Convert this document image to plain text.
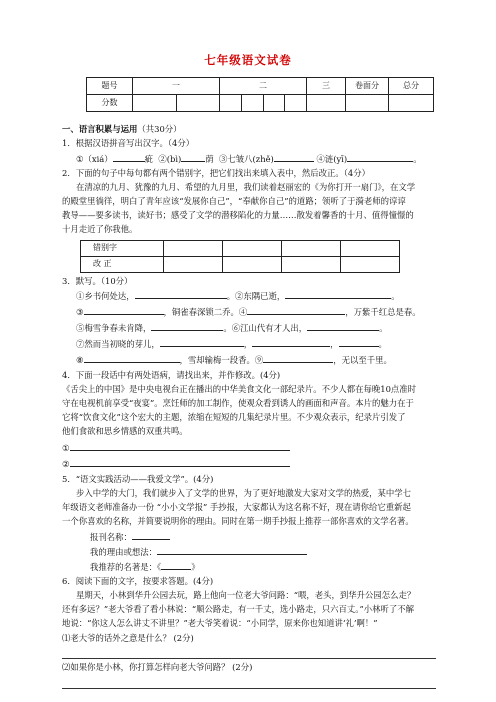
七年级语文试卷
题号	一		二				三	卷面分	总分
分数									
一、语言积累与运用（共30分）
1．根据汉语拼音写出汉字。（4分）
①（xiá）	疵 ②(bì)	荫 ③七皱八(zhě)	④涟(yī)	。
2．下面的句子中每句都有两个错别字，把它们找出来填入表中，然后改正。（4分）
在清凉的九月、犹豫的九月、希望的九月里，我们读着赵丽宏的《为你打开一扇门》，在文学
的殿堂里徜徉，明白了青年应该“发展你自己”，“奉献你自己”的道路；领听了于漪老师的谆谆
教导——要多读书，读好书；感受了文学的潜移陷化的力量……散发着馨香的十月、值得憧憬的
十月走近了你我他。
错别字				
改 正				
3．默写。（10分）
①乡书何处达，	。②东隅已逝，	。
③	，铜雀春深锁二乔。④	，万紫千红总是春。
⑤梅雪争春未肯降，	。⑥江山代有才人出，	。
⑦然而当初晓的芽儿，	，	，	。
⑧	，雪却输梅一段香。⑨	，无以至千里。
4．下面一段话中有两处语病，请找出来，并作修改。(4分)
《舌尖上的中国》是中央电视台正在播出的中华美食文化一部纪录片。不少人都在每晚10点准时
守在电视机前享受“夜宴”。烹饪师的加工制作，使观众看到诱人的画面和声音。本片的魅力在于
它将“饮食文化”这个宏大的主题，浓缩在短短的几集纪录片里。不少观众表示，纪录片引发了
他们食欲和思乡情感的双重共鸣。
①
②
5．“语文实践活动——我爱文学”。(4分)
步入中学的大门，我们就步入了文学的世界，为了更好地激发大家对文学的热爱，某中学七
年级语文老师准备办一份 “小小文学报” 手抄报，大家都认为这名称不好，现在请你给它重新起
一个你喜欢的名称，并简要说明你的理由。同时在第一期手抄报上推荐一部你喜欢的文学名著。
报刊名称：
我的理由或想法：
我推荐的名著是：《	》
6．阅读下面的文字，按要求答题。(4分)
星期天，小林到华升公园去玩，路上他向一位老大爷问路：“喂，老头，到华升公园怎么走？
还有多远？”老大爷看了看小林说：“顺公路走，有一千丈，选小路走，只六百丈。”小林听了不解
地说：“你这人怎么讲丈不讲里？”老大爷笑着说：“小同学，原来你也知道讲‘礼’啊！”
⑴老大爷的话外之意是什么？ (2分)
⑵如果你是小林，你打算怎样向老大爷问路？ (2分)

================================

### EXERCISE INSTRUCTIONS
Retype each entry precisely. Skip images entirely.

### ANSWER TO THE EXERCISE
Convert this document image to plain text.
七年级语文试卷
题号	一		二				三	卷面分	总分
分数									
一、语言积累与运用（共30分）
1．根据汉语拼音写出汉字。（4分）
①（xiá）	疵 ②(bì)	荫 ③七皱八(zhě)	④涟(yī)	。
2．下面的句子中每句都有两个错别字，把它们找出来填入表中，然后改正。（4分）
在清凉的九月、犹豫的九月、希望的九月里，我们读着赵丽宏的《为你打开一扇门》，在文学
的殿堂里徜徉，明白了青年应该“发展你自己”，“奉献你自己”的道路；领听了于漪老师的谆谆
教导——要多读书，读好书；感受了文学的潜移陷化的力量……散发着馨香的十月、值得憧憬的
十月走近了你我他。
错别字				
改 正				
3．默写。（10分）
①乡书何处达，	。②东隅已逝，	。
③	，铜雀春深锁二乔。④	，万紫千红总是春。
⑤梅雪争春未肯降，	。⑥江山代有才人出，	。
⑦然而当初晓的芽儿，	，	，	。
⑧	，雪却输梅一段香。⑨	，无以至千里。
4．下面一段话中有两处语病，请找出来，并作修改。(4分)
《舌尖上的中国》是中央电视台正在播出的中华美食文化一部纪录片。不少人都在每晚10点准时
守在电视机前享受“夜宴”。烹饪师的加工制作，使观众看到诱人的画面和声音。本片的魅力在于
它将“饮食文化”这个宏大的主题，浓缩在短短的几集纪录片里。不少观众表示，纪录片引发了
他们食欲和思乡情感的双重共鸣。
①
②
5．“语文实践活动——我爱文学”。(4分)
步入中学的大门，我们就步入了文学的世界，为了更好地激发大家对文学的热爱，某中学七
年级语文老师准备办一份 “小小文学报” 手抄报，大家都认为这名称不好，现在请你给它重新起
一个你喜欢的名称，并简要说明你的理由。同时在第一期手抄报上推荐一部你喜欢的文学名著。
报刊名称：
我的理由或想法：
我推荐的名著是：《	》
6．阅读下面的文字，按要求答题。(4分)
星期天，小林到华升公园去玩，路上他向一位老大爷问路：“喂，老头，到华升公园怎么走？
还有多远？”老大爷看了看小林说：“顺公路走，有一千丈，选小路走，只六百丈。”小林听了不解
地说：“你这人怎么讲丈不讲里？”老大爷笑着说：“小同学，原来你也知道讲‘礼’啊！”
⑴老大爷的话外之意是什么？ (2分)
⑵如果你是小林，你打算怎样向老大爷问路？ (2分)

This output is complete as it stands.